[Do this]:
Only lines with the word "chevron" are needed; collect each of them from the listing below.

——

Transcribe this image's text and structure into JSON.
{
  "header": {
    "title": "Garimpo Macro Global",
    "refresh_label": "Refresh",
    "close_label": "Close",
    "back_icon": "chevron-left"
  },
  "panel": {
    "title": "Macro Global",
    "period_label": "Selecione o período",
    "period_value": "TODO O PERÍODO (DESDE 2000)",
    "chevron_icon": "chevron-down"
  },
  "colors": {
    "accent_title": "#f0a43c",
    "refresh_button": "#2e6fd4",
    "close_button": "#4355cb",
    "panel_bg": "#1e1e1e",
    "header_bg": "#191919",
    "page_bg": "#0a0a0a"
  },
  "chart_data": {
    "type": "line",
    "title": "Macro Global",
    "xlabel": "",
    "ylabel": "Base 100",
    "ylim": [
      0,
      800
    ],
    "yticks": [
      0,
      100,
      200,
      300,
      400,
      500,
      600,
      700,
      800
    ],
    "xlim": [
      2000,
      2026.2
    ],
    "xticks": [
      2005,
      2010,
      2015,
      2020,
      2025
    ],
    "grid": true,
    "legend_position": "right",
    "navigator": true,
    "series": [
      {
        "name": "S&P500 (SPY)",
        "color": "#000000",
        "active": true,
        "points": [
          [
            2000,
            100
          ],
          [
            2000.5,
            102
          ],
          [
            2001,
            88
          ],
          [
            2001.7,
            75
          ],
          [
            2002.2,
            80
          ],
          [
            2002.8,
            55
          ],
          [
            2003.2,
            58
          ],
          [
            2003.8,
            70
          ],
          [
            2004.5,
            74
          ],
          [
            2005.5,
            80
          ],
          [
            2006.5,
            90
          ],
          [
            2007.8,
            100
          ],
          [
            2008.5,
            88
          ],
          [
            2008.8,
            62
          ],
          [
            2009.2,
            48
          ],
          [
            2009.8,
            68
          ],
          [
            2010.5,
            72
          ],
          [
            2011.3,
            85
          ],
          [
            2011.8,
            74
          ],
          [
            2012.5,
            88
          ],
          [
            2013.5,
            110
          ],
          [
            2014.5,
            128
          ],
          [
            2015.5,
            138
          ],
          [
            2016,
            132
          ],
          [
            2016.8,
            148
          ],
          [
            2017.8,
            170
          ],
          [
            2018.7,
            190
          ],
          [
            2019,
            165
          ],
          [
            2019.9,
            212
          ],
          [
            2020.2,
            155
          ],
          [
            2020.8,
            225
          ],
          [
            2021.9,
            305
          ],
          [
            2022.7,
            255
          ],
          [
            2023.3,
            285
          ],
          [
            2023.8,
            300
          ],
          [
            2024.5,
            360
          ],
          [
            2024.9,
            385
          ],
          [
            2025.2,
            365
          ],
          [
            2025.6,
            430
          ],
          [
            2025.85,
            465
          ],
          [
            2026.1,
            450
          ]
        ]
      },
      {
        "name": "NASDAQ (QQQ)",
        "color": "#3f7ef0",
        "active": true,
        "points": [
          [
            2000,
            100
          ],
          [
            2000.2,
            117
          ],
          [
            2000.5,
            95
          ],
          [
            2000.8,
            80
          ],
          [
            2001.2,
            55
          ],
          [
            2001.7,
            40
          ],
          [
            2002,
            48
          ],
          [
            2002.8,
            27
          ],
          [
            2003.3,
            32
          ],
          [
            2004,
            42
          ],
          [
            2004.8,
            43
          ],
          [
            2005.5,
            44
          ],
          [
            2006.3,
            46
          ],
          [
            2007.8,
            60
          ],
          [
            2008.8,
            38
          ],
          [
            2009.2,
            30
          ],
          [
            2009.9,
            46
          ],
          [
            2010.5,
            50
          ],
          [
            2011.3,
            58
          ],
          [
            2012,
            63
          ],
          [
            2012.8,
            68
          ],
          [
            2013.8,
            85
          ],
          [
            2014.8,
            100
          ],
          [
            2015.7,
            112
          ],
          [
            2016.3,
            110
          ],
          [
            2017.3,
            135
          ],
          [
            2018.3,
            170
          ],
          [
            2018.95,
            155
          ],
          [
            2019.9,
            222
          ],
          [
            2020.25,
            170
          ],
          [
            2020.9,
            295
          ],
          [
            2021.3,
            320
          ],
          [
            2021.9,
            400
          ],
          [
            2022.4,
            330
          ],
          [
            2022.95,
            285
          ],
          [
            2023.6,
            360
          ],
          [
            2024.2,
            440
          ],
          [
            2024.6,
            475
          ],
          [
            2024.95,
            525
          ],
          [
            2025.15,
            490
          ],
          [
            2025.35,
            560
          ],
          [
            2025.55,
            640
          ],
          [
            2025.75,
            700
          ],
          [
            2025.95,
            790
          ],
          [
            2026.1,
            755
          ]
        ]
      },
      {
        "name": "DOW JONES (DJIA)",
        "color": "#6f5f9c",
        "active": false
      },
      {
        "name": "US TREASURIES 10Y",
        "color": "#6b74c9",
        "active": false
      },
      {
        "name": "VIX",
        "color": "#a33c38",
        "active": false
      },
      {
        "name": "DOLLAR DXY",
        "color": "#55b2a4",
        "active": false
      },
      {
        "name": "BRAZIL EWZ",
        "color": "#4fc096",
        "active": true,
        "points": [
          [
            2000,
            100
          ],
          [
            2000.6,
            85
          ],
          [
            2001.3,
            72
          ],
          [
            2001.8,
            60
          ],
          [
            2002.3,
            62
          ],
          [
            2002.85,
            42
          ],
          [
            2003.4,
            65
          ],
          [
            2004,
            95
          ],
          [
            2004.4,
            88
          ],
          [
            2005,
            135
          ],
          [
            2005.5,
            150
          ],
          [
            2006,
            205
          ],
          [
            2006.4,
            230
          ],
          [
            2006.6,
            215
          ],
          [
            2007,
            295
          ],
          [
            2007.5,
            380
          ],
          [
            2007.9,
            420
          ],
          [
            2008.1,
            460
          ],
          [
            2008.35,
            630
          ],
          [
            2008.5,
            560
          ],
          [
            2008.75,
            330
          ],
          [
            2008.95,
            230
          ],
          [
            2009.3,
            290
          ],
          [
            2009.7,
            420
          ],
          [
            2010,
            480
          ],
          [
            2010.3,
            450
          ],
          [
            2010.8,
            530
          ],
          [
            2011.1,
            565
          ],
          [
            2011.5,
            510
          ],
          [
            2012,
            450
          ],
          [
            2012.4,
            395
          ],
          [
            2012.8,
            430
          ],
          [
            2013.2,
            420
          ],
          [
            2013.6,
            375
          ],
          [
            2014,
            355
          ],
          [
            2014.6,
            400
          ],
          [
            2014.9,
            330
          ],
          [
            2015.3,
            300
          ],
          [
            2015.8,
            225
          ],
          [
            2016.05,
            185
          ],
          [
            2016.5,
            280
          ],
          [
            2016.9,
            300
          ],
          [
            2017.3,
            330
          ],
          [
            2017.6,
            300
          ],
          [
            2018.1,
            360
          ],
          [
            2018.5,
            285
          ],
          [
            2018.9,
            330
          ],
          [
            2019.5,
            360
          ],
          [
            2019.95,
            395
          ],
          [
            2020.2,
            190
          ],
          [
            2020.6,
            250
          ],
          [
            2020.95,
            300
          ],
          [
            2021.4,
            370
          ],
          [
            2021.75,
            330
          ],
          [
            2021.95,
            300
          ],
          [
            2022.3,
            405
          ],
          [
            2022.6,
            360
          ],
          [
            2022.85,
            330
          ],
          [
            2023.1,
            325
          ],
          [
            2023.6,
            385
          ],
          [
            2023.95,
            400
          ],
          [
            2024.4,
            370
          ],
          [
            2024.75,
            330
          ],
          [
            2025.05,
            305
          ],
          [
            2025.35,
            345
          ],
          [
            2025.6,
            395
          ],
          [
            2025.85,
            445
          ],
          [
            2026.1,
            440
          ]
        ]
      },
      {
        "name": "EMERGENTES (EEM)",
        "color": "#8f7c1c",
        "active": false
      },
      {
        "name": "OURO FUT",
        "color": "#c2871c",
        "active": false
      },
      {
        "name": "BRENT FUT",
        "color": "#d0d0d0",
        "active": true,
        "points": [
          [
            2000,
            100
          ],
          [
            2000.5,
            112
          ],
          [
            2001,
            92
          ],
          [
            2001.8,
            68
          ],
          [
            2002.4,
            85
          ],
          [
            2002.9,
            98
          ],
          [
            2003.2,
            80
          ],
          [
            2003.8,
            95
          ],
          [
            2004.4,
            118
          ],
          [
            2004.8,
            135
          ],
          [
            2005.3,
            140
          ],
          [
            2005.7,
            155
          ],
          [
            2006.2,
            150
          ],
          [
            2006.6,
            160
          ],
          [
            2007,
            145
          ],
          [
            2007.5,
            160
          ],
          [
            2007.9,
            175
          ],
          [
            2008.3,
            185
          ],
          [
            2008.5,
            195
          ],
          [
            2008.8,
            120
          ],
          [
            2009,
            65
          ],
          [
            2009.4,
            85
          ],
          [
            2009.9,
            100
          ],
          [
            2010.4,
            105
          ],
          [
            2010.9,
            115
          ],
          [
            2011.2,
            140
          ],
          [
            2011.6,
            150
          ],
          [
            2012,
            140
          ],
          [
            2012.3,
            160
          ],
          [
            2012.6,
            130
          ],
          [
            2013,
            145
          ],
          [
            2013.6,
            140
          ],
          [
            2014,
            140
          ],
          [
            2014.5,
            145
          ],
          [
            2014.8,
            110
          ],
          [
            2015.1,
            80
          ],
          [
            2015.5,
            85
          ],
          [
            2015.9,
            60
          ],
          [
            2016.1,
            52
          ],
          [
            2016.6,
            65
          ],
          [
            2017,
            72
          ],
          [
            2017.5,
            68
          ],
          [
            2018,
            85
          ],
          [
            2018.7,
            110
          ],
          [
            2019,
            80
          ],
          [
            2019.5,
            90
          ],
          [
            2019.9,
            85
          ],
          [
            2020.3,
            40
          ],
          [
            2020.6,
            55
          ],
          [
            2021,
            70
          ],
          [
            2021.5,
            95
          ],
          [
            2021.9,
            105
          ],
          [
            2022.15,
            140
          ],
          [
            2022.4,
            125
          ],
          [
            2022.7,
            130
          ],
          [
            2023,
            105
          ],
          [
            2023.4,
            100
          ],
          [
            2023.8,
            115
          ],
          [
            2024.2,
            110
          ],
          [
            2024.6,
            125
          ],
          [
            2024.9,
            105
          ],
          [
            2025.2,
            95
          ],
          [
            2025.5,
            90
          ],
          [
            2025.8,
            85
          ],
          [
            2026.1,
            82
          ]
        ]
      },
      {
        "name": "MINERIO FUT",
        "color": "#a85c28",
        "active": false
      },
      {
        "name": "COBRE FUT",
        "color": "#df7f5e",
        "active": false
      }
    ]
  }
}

——

[Output below]:
    "back_icon": "chevron-left"
    "chevron_icon": "chevron-down"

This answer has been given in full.